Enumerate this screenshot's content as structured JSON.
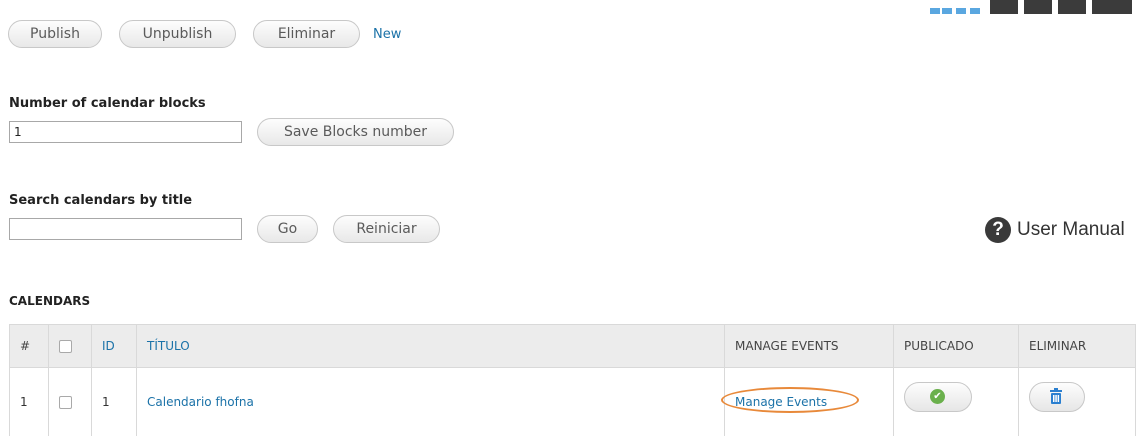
{
  "toolbar": {
    "publish_label": "Publish",
    "unpublish_label": "Unpublish",
    "delete_label": "Eliminar",
    "new_label": "New"
  },
  "blocks": {
    "label": "Number of calendar blocks",
    "value": "1",
    "save_label": "Save Blocks number"
  },
  "search": {
    "label": "Search calendars by title",
    "value": "",
    "go_label": "Go",
    "reset_label": "Reiniciar"
  },
  "help": {
    "icon": "question-icon",
    "label": "User Manual"
  },
  "calendars": {
    "section_title": "CALENDARS",
    "columns": {
      "num": "#",
      "id": "ID",
      "title": "TÍTULO",
      "manage": "MANAGE EVENTS",
      "published": "PUBLICADO",
      "delete": "ELIMINAR"
    },
    "rows": [
      {
        "num": "1",
        "id": "1",
        "title": "Calendario fhofna",
        "manage": "Manage Events",
        "published": true
      }
    ]
  },
  "colors": {
    "link": "#1b72a8",
    "highlight_oval": "#e8893a",
    "published_icon": "#6ab04c",
    "delete_icon": "#2a7fd0"
  }
}
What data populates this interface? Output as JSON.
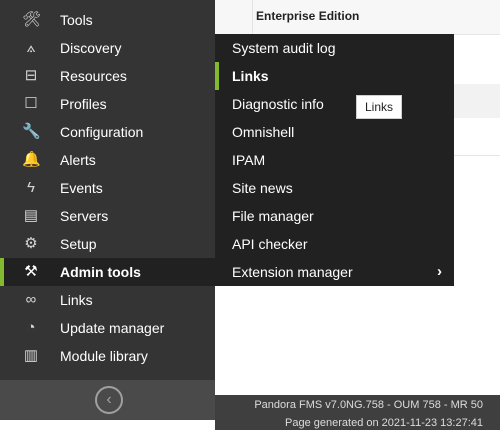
{
  "sidebar": {
    "items": [
      {
        "label": "Tools",
        "icon": "tools-icon",
        "glyph": "🛠"
      },
      {
        "label": "Discovery",
        "icon": "discovery-icon",
        "glyph": "⟑"
      },
      {
        "label": "Resources",
        "icon": "resources-icon",
        "glyph": "⊟"
      },
      {
        "label": "Profiles",
        "icon": "profiles-icon",
        "glyph": "☐"
      },
      {
        "label": "Configuration",
        "icon": "wrench-icon",
        "glyph": "🔧"
      },
      {
        "label": "Alerts",
        "icon": "bell-icon",
        "glyph": "🔔"
      },
      {
        "label": "Events",
        "icon": "events-icon",
        "glyph": "ϟ"
      },
      {
        "label": "Servers",
        "icon": "servers-icon",
        "glyph": "▤"
      },
      {
        "label": "Setup",
        "icon": "gear-icon",
        "glyph": "⚙"
      },
      {
        "label": "Admin tools",
        "icon": "admin-tools-icon",
        "glyph": "⚒",
        "active": true
      },
      {
        "label": "Links",
        "icon": "links-icon",
        "glyph": "∞"
      },
      {
        "label": "Update manager",
        "icon": "update-icon",
        "glyph": "◔"
      },
      {
        "label": "Module library",
        "icon": "library-icon",
        "glyph": "▥"
      }
    ],
    "collapse_icon": "chevron-left-icon"
  },
  "main": {
    "header_title": "Enterprise Edition"
  },
  "submenu": {
    "items": [
      {
        "label": "System audit log"
      },
      {
        "label": "Links",
        "active": true
      },
      {
        "label": "Diagnostic info"
      },
      {
        "label": "Omnishell"
      },
      {
        "label": "IPAM"
      },
      {
        "label": "Site news"
      },
      {
        "label": "File manager"
      },
      {
        "label": "API checker"
      },
      {
        "label": "Extension manager",
        "has_children": true
      }
    ]
  },
  "tooltip": {
    "text": "Links"
  },
  "footer": {
    "version": "Pandora FMS v7.0NG.758 - OUM 758 - MR 50",
    "generated": "Page generated on 2021-11-23 13:27:41"
  },
  "colors": {
    "accent": "#82b92e",
    "sidebar_bg": "#343434",
    "submenu_bg": "#212121"
  }
}
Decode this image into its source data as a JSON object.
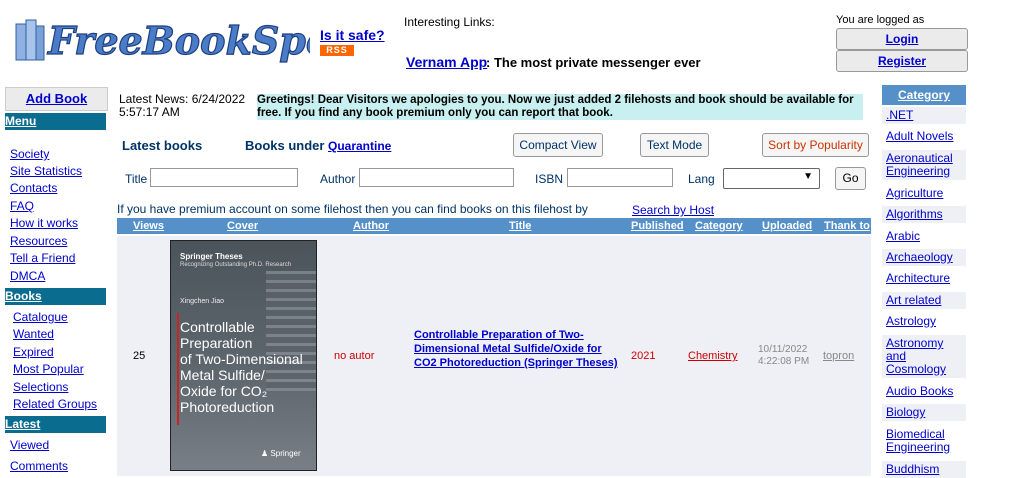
{
  "header": {
    "logo_text": "FreeBookSpot",
    "is_it_safe": "Is it safe?",
    "rss": "RSS",
    "interesting_links": "Interesting Links:",
    "vernam_link": "Vernam App",
    "vernam_desc": ": The most private messenger ever",
    "logged_as": "You are logged as",
    "login": "Login",
    "register": "Register"
  },
  "left": {
    "add_book": "Add Book",
    "menu_head": "Menu",
    "menu": [
      "Society",
      "Site Statistics",
      "Contacts",
      "FAQ",
      "How it works",
      "Resources",
      "Tell a Friend",
      "DMCA"
    ],
    "books_head": "Books",
    "books": [
      "Catalogue",
      "Wanted",
      "Expired",
      "Most Popular",
      "Selections",
      "Related Groups"
    ],
    "latest_head": "Latest",
    "latest": [
      "Viewed",
      "Comments"
    ]
  },
  "news": {
    "date": "Latest News: 6/24/2022 5:57:17 AM",
    "message": "Greetings! Dear Visitors we apologies to you. Now we just added 2 filehosts and book should be available for free. If you find any book premium only you can report that book."
  },
  "toolbar": {
    "latest_books": "Latest books",
    "books_under": "Books under",
    "quarantine": "Quarantine",
    "compact_view": "Compact View",
    "text_mode": "Text Mode",
    "sort": "Sort by Popularity"
  },
  "search": {
    "title_label": "Title",
    "author_label": "Author",
    "isbn_label": "ISBN",
    "lang_label": "Lang",
    "go": "Go",
    "premium_note": "If you have premium account on some filehost then you can find books on this filehost by",
    "search_by_host": "Search by Host"
  },
  "table": {
    "headers": [
      "Views",
      "Cover",
      "Author",
      "Title",
      "Published",
      "Category",
      "Uploaded",
      "Thank to"
    ],
    "row": {
      "views": "25",
      "author": "no autor",
      "title": "Controllable Preparation of Two-Dimensional Metal Sulfide/Oxide for CO2 Photoreduction (Springer Theses)",
      "published": "2021",
      "category": "Chemistry",
      "uploaded_date": "10/11/2022",
      "uploaded_time": "4:22:08 PM",
      "thank_to": "topron"
    },
    "cover": {
      "series": "Springer Theses",
      "series_sub": "Recognizing Outstanding Ph.D. Research",
      "author": "Xingchen Jiao",
      "title_lines": [
        "Controllable",
        "Preparation",
        "of Two-Dimensional",
        "Metal Sulfide/",
        "Oxide for CO₂",
        "Photoreduction"
      ],
      "publisher": "Springer"
    }
  },
  "right": {
    "category_head": "Category",
    "categories": [
      ".NET",
      "Adult Novels",
      "Aeronautical Engineering",
      "Agriculture",
      "Algorithms",
      "Arabic",
      "Archaeology",
      "Architecture",
      "Art related",
      "Astrology",
      "Astronomy and Cosmology",
      "Audio Books",
      "Biology",
      "Biomedical Engineering",
      "Buddhism"
    ]
  },
  "colors": {
    "header_blue": "#5590c8",
    "sidebar_teal": "#0a6d8f",
    "news_bg": "#c8f0f0",
    "link": "#0000cc",
    "accent_red": "#cc3300"
  }
}
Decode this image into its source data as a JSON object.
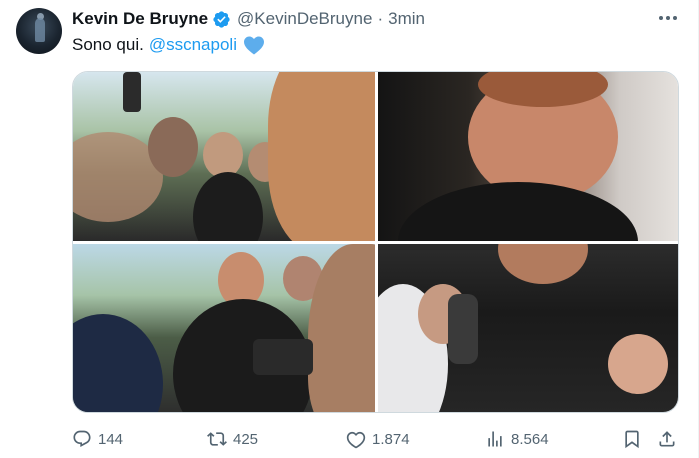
◇ ◇ ◇ ◇
■ Your task:
All of the material above should be reproduced exactly, except the pictures.

■ Solution:
Enumerate this screenshot's content as structured JSON.
{
  "toolbar": {
    "publish_label": "Publish",
    "unpublish_label": "Unpublish",
    "delete_label": "Eliminar",
    "new_label": "New"
  },
  "blocks": {
    "label": "Number of calendar blocks",
    "value": "1",
    "save_label": "Save Blocks number"
  },
  "search": {
    "label": "Search calendars by title",
    "value": "",
    "go_label": "Go",
    "reset_label": "Reiniciar"
  },
  "help": {
    "icon": "question-icon",
    "label": "User Manual"
  },
  "calendars": {
    "section_title": "CALENDARS",
    "columns": {
      "num": "#",
      "id": "ID",
      "title": "TÍTULO",
      "manage": "MANAGE EVENTS",
      "published": "PUBLICADO",
      "delete": "ELIMINAR"
    },
    "rows": [
      {
        "num": "1",
        "id": "1",
        "title": "Calendario fhofna",
        "manage": "Manage Events",
        "published": true
      }
    ]
  },
  "colors": {
    "link": "#1b72a8",
    "highlight_oval": "#e8893a",
    "published_icon": "#6ab04c",
    "delete_icon": "#2a7fd0"
  }
}
What data populates this interface? Output as JSON.
{
  "sidebar": {
    "items": [
      {
        "label": "Tools",
        "icon": "tools-icon",
        "glyph": "🛠"
      },
      {
        "label": "Discovery",
        "icon": "discovery-icon",
        "glyph": "⟑"
      },
      {
        "label": "Resources",
        "icon": "resources-icon",
        "glyph": "⊟"
      },
      {
        "label": "Profiles",
        "icon": "profiles-icon",
        "glyph": "☐"
      },
      {
        "label": "Configuration",
        "icon": "wrench-icon",
        "glyph": "🔧"
      },
      {
        "label": "Alerts",
        "icon": "bell-icon",
        "glyph": "🔔"
      },
      {
        "label": "Events",
        "icon": "events-icon",
        "glyph": "ϟ"
      },
      {
        "label": "Servers",
        "icon": "servers-icon",
        "glyph": "▤"
      },
      {
        "label": "Setup",
        "icon": "gear-icon",
        "glyph": "⚙"
      },
      {
        "label": "Admin tools",
        "icon": "admin-tools-icon",
        "glyph": "⚒",
        "active": true
      },
      {
        "label": "Links",
        "icon": "links-icon",
        "glyph": "∞"
      },
      {
        "label": "Update manager",
        "icon": "update-icon",
        "glyph": "◔"
      },
      {
        "label": "Module library",
        "icon": "library-icon",
        "glyph": "▥"
      }
    ],
    "collapse_icon": "chevron-left-icon"
  },
  "main": {
    "header_title": "Enterprise Edition"
  },
  "submenu": {
    "items": [
      {
        "label": "System audit log"
      },
      {
        "label": "Links",
        "active": true
      },
      {
        "label": "Diagnostic info"
      },
      {
        "label": "Omnishell"
      },
      {
        "label": "IPAM"
      },
      {
        "label": "Site news"
      },
      {
        "label": "File manager"
      },
      {
        "label": "API checker"
      },
      {
        "label": "Extension manager",
        "has_children": true
      }
    ]
  },
  "tooltip": {
    "text": "Links"
  },
  "footer": {
    "version": "Pandora FMS v7.0NG.758 - OUM 758 - MR 50",
    "generated": "Page generated on 2021-11-23 13:27:41"
  },
  "colors": {
    "accent": "#82b92e",
    "sidebar_bg": "#343434",
    "submenu_bg": "#212121"
  }
}
Decode this image into its source data as a JSON object.
{
  "header": {
    "logo_text": "FreeBookSpot",
    "is_it_safe": "Is it safe?",
    "rss": "RSS",
    "interesting_links": "Interesting Links:",
    "vernam_link": "Vernam App",
    "vernam_desc": ": The most private messenger ever",
    "logged_as": "You are logged as",
    "login": "Login",
    "register": "Register"
  },
  "left": {
    "add_book": "Add Book",
    "menu_head": "Menu",
    "menu": [
      "Society",
      "Site Statistics",
      "Contacts",
      "FAQ",
      "How it works",
      "Resources",
      "Tell a Friend",
      "DMCA"
    ],
    "books_head": "Books",
    "books": [
      "Catalogue",
      "Wanted",
      "Expired",
      "Most Popular",
      "Selections",
      "Related Groups"
    ],
    "latest_head": "Latest",
    "latest": [
      "Viewed",
      "Comments"
    ]
  },
  "news": {
    "date": "Latest News: 6/24/2022 5:57:17 AM",
    "message": "Greetings! Dear Visitors we apologies to you. Now we just added 2 filehosts and book should be available for free. If you find any book premium only you can report that book."
  },
  "toolbar": {
    "latest_books": "Latest books",
    "books_under": "Books under",
    "quarantine": "Quarantine",
    "compact_view": "Compact View",
    "text_mode": "Text Mode",
    "sort": "Sort by Popularity"
  },
  "search": {
    "title_label": "Title",
    "author_label": "Author",
    "isbn_label": "ISBN",
    "lang_label": "Lang",
    "go": "Go",
    "premium_note": "If you have premium account on some filehost then you can find books on this filehost by",
    "search_by_host": "Search by Host"
  },
  "table": {
    "headers": [
      "Views",
      "Cover",
      "Author",
      "Title",
      "Published",
      "Category",
      "Uploaded",
      "Thank to"
    ],
    "row": {
      "views": "25",
      "author": "no autor",
      "title": "Controllable Preparation of Two-Dimensional Metal Sulfide/Oxide for CO2 Photoreduction (Springer Theses)",
      "published": "2021",
      "category": "Chemistry",
      "uploaded_date": "10/11/2022",
      "uploaded_time": "4:22:08 PM",
      "thank_to": "topron"
    },
    "cover": {
      "series": "Springer Theses",
      "series_sub": "Recognizing Outstanding Ph.D. Research",
      "author": "Xingchen Jiao",
      "title_lines": [
        "Controllable",
        "Preparation",
        "of Two-Dimensional",
        "Metal Sulfide/",
        "Oxide for CO₂",
        "Photoreduction"
      ],
      "publisher": "Springer"
    }
  },
  "right": {
    "category_head": "Category",
    "categories": [
      ".NET",
      "Adult Novels",
      "Aeronautical Engineering",
      "Agriculture",
      "Algorithms",
      "Arabic",
      "Archaeology",
      "Architecture",
      "Art related",
      "Astrology",
      "Astronomy and Cosmology",
      "Audio Books",
      "Biology",
      "Biomedical Engineering",
      "Buddhism"
    ]
  },
  "colors": {
    "header_blue": "#5590c8",
    "sidebar_teal": "#0a6d8f",
    "news_bg": "#c8f0f0",
    "link": "#0000cc",
    "accent_red": "#cc3300"
  }
}
Decode this image into its source data as a JSON object.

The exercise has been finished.